(Data entries for graphics)
⟨

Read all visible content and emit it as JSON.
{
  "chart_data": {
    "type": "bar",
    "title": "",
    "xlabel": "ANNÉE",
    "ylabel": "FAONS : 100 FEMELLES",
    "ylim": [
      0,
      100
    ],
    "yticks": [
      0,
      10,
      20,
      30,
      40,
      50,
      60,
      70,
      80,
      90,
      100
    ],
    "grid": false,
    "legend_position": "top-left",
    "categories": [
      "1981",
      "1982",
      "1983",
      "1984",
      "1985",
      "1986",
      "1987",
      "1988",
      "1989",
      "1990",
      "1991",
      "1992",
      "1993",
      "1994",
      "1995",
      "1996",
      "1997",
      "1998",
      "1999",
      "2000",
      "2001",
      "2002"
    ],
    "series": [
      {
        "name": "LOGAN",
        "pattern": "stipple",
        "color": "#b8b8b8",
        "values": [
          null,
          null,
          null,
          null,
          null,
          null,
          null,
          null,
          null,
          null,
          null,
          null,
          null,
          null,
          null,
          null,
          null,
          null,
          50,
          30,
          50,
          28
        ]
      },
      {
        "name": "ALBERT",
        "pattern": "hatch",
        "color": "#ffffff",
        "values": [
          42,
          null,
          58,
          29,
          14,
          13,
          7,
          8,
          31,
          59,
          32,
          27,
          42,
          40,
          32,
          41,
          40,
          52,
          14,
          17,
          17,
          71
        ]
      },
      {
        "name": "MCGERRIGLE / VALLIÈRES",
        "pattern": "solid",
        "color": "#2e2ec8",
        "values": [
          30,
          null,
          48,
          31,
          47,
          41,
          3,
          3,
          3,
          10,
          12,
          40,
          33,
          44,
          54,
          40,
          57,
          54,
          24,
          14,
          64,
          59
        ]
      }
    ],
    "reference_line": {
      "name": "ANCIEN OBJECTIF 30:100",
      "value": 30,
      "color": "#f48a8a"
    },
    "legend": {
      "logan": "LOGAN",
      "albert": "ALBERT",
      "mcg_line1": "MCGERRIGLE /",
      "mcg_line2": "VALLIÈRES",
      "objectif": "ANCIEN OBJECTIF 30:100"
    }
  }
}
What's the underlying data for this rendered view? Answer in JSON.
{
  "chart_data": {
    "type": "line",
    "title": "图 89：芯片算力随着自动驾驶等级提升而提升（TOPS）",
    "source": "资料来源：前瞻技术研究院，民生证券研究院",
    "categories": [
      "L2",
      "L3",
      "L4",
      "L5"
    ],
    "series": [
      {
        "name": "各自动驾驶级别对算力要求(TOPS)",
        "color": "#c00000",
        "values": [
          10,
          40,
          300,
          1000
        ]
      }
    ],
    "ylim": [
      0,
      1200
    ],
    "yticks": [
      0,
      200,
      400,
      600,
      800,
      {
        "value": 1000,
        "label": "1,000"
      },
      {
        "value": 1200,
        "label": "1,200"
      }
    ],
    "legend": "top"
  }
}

⟩

All of the entries above should be written out again exactly.

**Finished exercise**
Read all visible content and emit it as JSON.
{
  "chart_data": {
    "type": "bar",
    "title": "",
    "xlabel": "ANNÉE",
    "ylabel": "FAONS : 100 FEMELLES",
    "ylim": [
      0,
      100
    ],
    "yticks": [
      0,
      10,
      20,
      30,
      40,
      50,
      60,
      70,
      80,
      90,
      100
    ],
    "grid": false,
    "legend_position": "top-left",
    "categories": [
      "1981",
      "1982",
      "1983",
      "1984",
      "1985",
      "1986",
      "1987",
      "1988",
      "1989",
      "1990",
      "1991",
      "1992",
      "1993",
      "1994",
      "1995",
      "1996",
      "1997",
      "1998",
      "1999",
      "2000",
      "2001",
      "2002"
    ],
    "series": [
      {
        "name": "LOGAN",
        "pattern": "stipple",
        "color": "#b8b8b8",
        "values": [
          null,
          null,
          null,
          null,
          null,
          null,
          null,
          null,
          null,
          null,
          null,
          null,
          null,
          null,
          null,
          null,
          null,
          null,
          50,
          30,
          50,
          28
        ]
      },
      {
        "name": "ALBERT",
        "pattern": "hatch",
        "color": "#ffffff",
        "values": [
          42,
          null,
          58,
          29,
          14,
          13,
          7,
          8,
          31,
          59,
          32,
          27,
          42,
          40,
          32,
          41,
          40,
          52,
          14,
          17,
          17,
          71
        ]
      },
      {
        "name": "MCGERRIGLE / VALLIÈRES",
        "pattern": "solid",
        "color": "#2e2ec8",
        "values": [
          30,
          null,
          48,
          31,
          47,
          41,
          3,
          3,
          3,
          10,
          12,
          40,
          33,
          44,
          54,
          40,
          57,
          54,
          24,
          14,
          64,
          59
        ]
      }
    ],
    "reference_line": {
      "name": "ANCIEN OBJECTIF 30:100",
      "value": 30,
      "color": "#f48a8a"
    },
    "legend": {
      "logan": "LOGAN",
      "albert": "ALBERT",
      "mcg_line1": "MCGERRIGLE /",
      "mcg_line2": "VALLIÈRES",
      "objectif": "ANCIEN OBJECTIF 30:100"
    }
  }
}
What's the underlying data for this rendered view? Answer in JSON.
{
  "chart_data": {
    "type": "line",
    "title": "图 89：芯片算力随着自动驾驶等级提升而提升（TOPS）",
    "source": "资料来源：前瞻技术研究院，民生证券研究院",
    "categories": [
      "L2",
      "L3",
      "L4",
      "L5"
    ],
    "series": [
      {
        "name": "各自动驾驶级别对算力要求(TOPS)",
        "color": "#c00000",
        "values": [
          10,
          40,
          300,
          1000
        ]
      }
    ],
    "ylim": [
      0,
      1200
    ],
    "yticks": [
      0,
      200,
      400,
      600,
      800,
      {
        "value": 1000,
        "label": "1,000"
      },
      {
        "value": 1200,
        "label": "1,200"
      }
    ],
    "legend": "top"
  }
}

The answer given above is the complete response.